-- Begin --

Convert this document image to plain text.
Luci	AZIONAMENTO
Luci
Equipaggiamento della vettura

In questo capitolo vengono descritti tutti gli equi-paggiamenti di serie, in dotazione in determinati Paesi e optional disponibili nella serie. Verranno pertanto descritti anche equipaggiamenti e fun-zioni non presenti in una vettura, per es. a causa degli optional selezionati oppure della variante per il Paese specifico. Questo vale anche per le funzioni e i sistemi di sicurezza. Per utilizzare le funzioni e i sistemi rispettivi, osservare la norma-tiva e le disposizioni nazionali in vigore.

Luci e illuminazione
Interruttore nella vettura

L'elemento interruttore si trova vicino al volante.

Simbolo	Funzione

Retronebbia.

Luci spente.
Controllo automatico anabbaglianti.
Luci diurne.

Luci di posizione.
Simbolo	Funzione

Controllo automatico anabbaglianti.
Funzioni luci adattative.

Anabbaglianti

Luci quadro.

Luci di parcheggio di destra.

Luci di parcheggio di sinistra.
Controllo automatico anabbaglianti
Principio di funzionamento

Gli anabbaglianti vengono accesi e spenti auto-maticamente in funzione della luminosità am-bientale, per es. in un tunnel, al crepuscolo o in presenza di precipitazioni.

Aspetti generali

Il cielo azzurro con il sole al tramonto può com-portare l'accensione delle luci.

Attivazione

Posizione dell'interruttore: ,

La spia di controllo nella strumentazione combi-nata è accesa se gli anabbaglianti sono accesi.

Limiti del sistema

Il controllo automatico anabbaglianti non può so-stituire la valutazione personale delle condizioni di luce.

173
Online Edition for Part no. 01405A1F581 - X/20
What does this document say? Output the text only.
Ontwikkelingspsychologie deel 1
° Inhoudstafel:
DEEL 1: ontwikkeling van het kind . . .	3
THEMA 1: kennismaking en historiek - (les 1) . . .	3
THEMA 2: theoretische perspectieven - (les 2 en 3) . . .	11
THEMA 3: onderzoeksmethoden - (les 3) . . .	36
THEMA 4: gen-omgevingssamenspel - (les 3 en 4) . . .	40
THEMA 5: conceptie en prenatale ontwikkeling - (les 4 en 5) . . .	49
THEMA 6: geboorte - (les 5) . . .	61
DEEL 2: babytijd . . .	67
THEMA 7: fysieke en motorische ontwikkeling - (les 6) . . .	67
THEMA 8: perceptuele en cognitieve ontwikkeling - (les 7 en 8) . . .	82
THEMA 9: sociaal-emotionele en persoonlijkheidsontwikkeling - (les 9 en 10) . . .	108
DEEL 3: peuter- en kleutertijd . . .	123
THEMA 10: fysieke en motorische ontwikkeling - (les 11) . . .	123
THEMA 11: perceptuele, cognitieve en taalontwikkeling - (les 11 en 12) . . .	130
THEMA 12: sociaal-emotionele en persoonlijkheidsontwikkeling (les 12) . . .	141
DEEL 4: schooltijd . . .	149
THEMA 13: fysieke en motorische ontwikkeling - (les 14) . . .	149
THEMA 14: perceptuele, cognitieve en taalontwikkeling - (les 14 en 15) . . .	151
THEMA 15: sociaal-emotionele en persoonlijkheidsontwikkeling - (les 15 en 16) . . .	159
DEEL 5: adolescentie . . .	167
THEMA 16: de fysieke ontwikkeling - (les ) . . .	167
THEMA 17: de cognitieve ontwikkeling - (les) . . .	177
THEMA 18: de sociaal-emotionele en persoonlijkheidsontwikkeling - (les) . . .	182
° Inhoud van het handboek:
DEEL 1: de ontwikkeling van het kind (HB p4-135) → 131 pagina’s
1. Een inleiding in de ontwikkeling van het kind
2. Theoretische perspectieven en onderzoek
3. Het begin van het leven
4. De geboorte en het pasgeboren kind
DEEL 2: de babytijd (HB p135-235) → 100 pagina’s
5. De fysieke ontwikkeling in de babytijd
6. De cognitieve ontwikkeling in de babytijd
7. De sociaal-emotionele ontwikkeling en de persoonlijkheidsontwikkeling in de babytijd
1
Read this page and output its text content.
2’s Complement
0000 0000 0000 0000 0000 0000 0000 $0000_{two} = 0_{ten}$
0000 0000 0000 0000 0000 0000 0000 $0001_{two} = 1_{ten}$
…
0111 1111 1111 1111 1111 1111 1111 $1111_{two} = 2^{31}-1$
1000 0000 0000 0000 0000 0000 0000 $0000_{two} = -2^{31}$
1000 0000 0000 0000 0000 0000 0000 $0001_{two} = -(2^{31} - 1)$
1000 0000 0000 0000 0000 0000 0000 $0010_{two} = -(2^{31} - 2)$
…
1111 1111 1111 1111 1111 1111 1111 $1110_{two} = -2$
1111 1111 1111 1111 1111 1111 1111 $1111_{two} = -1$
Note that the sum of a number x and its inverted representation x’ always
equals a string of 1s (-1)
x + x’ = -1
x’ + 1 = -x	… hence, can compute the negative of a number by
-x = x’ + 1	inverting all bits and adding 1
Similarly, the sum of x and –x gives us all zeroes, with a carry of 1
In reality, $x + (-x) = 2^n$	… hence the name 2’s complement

-- End --

* Exercise *
Faithfully reproduce all of the records, character for character.

* Response to this exercise *
Convert this document image to plain text.
Luci	AZIONAMENTO
Luci
Equipaggiamento della vettura

In questo capitolo vengono descritti tutti gli equi-paggiamenti di serie, in dotazione in determinati Paesi e optional disponibili nella serie. Verranno pertanto descritti anche equipaggiamenti e fun-zioni non presenti in una vettura, per es. a causa degli optional selezionati oppure della variante per il Paese specifico. Questo vale anche per le funzioni e i sistemi di sicurezza. Per utilizzare le funzioni e i sistemi rispettivi, osservare la norma-tiva e le disposizioni nazionali in vigore.

Luci e illuminazione
Interruttore nella vettura

L'elemento interruttore si trova vicino al volante.

Simbolo	Funzione

Retronebbia.

Luci spente.
Controllo automatico anabbaglianti.
Luci diurne.

Luci di posizione.
Simbolo	Funzione

Controllo automatico anabbaglianti.
Funzioni luci adattative.

Anabbaglianti

Luci quadro.

Luci di parcheggio di destra.

Luci di parcheggio di sinistra.
Controllo automatico anabbaglianti
Principio di funzionamento

Gli anabbaglianti vengono accesi e spenti auto-maticamente in funzione della luminosità am-bientale, per es. in un tunnel, al crepuscolo o in presenza di precipitazioni.

Aspetti generali

Il cielo azzurro con il sole al tramonto può com-portare l'accensione delle luci.

Attivazione

Posizione dell'interruttore: ,

La spia di controllo nella strumentazione combi-nata è accesa se gli anabbaglianti sono accesi.

Limiti del sistema

Il controllo automatico anabbaglianti non può so-stituire la valutazione personale delle condizioni di luce.

173
Online Edition for Part no. 01405A1F581 - X/20
What does this document say? Output the text only.
Ontwikkelingspsychologie deel 1
° Inhoudstafel:
DEEL 1: ontwikkeling van het kind . . .	3
THEMA 1: kennismaking en historiek - (les 1) . . .	3
THEMA 2: theoretische perspectieven - (les 2 en 3) . . .	11
THEMA 3: onderzoeksmethoden - (les 3) . . .	36
THEMA 4: gen-omgevingssamenspel - (les 3 en 4) . . .	40
THEMA 5: conceptie en prenatale ontwikkeling - (les 4 en 5) . . .	49
THEMA 6: geboorte - (les 5) . . .	61
DEEL 2: babytijd . . .	67
THEMA 7: fysieke en motorische ontwikkeling - (les 6) . . .	67
THEMA 8: perceptuele en cognitieve ontwikkeling - (les 7 en 8) . . .	82
THEMA 9: sociaal-emotionele en persoonlijkheidsontwikkeling - (les 9 en 10) . . .	108
DEEL 3: peuter- en kleutertijd . . .	123
THEMA 10: fysieke en motorische ontwikkeling - (les 11) . . .	123
THEMA 11: perceptuele, cognitieve en taalontwikkeling - (les 11 en 12) . . .	130
THEMA 12: sociaal-emotionele en persoonlijkheidsontwikkeling (les 12) . . .	141
DEEL 4: schooltijd . . .	149
THEMA 13: fysieke en motorische ontwikkeling - (les 14) . . .	149
THEMA 14: perceptuele, cognitieve en taalontwikkeling - (les 14 en 15) . . .	151
THEMA 15: sociaal-emotionele en persoonlijkheidsontwikkeling - (les 15 en 16) . . .	159
DEEL 5: adolescentie . . .	167
THEMA 16: de fysieke ontwikkeling - (les ) . . .	167
THEMA 17: de cognitieve ontwikkeling - (les) . . .	177
THEMA 18: de sociaal-emotionele en persoonlijkheidsontwikkeling - (les) . . .	182
° Inhoud van het handboek:
DEEL 1: de ontwikkeling van het kind (HB p4-135) → 131 pagina’s
1. Een inleiding in de ontwikkeling van het kind
2. Theoretische perspectieven en onderzoek
3. Het begin van het leven
4. De geboorte en het pasgeboren kind
DEEL 2: de babytijd (HB p135-235) → 100 pagina’s
5. De fysieke ontwikkeling in de babytijd
6. De cognitieve ontwikkeling in de babytijd
7. De sociaal-emotionele ontwikkeling en de persoonlijkheidsontwikkeling in de babytijd
1
Read this page and output its text content.
2’s Complement
0000 0000 0000 0000 0000 0000 0000 $0000_{two} = 0_{ten}$
0000 0000 0000 0000 0000 0000 0000 $0001_{two} = 1_{ten}$
…
0111 1111 1111 1111 1111 1111 1111 $1111_{two} = 2^{31}-1$
1000 0000 0000 0000 0000 0000 0000 $0000_{two} = -2^{31}$
1000 0000 0000 0000 0000 0000 0000 $0001_{two} = -(2^{31} - 1)$
1000 0000 0000 0000 0000 0000 0000 $0010_{two} = -(2^{31} - 2)$
…
1111 1111 1111 1111 1111 1111 1111 $1110_{two} = -2$
1111 1111 1111 1111 1111 1111 1111 $1111_{two} = -1$
Note that the sum of a number x and its inverted representation x’ always
equals a string of 1s (-1)
x + x’ = -1
x’ + 1 = -x	… hence, can compute the negative of a number by
-x = x’ + 1	inverting all bits and adding 1
Similarly, the sum of x and –x gives us all zeroes, with a carry of 1
In reality, $x + (-x) = 2^n$	… hence the name 2’s complement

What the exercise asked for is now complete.